§ **Your goal**
Produce the listing below again, exactly as shown.

§ **Data to process**
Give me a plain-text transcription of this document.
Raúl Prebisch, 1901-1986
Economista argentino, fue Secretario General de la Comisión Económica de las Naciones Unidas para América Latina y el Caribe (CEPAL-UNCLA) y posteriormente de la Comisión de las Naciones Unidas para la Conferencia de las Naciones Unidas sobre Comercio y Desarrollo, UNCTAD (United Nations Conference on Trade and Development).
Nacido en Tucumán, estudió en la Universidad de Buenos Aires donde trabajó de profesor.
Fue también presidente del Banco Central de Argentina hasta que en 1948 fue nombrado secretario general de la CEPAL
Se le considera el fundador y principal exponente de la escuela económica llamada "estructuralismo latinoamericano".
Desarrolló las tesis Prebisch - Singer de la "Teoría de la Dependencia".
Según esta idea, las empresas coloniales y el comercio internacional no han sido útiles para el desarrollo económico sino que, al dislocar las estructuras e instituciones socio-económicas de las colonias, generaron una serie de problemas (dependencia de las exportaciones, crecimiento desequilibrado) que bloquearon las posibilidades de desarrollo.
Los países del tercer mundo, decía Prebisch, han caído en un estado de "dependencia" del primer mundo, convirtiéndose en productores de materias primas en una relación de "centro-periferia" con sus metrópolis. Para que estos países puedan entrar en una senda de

§ **Response to the exercise**
Give me a plain-text transcription of this document.
Raúl Prebisch, 1901-1986
Economista argentino, fue Secretario General de la Comisión Económica de las Naciones Unidas para América Latina y el Caribe (CEPAL-UNCLA) y posteriormente de la Comisión de las Naciones Unidas para la Conferencia de las Naciones Unidas sobre Comercio y Desarrollo, UNCTAD (United Nations Conference on Trade and Development).
Nacido en Tucumán, estudió en la Universidad de Buenos Aires donde trabajó de profesor.
Fue también presidente del Banco Central de Argentina hasta que en 1948 fue nombrado secretario general de la CEPAL
Se le considera el fundador y principal exponente de la escuela económica llamada "estructuralismo latinoamericano".
Desarrolló las tesis Prebisch - Singer de la "Teoría de la Dependencia".
Según esta idea, las empresas coloniales y el comercio internacional no han sido útiles para el desarrollo económico sino que, al dislocar las estructuras e instituciones socio-económicas de las colonias, generaron una serie de problemas (dependencia de las exportaciones, crecimiento desequilibrado) que bloquearon las posibilidades de desarrollo.
Los países del tercer mundo, decía Prebisch, han caído en un estado de "dependencia" del primer mundo, convirtiéndose en productores de materias primas en una relación de "centro-periferia" con sus metrópolis. Para que estos países puedan entrar en una senda de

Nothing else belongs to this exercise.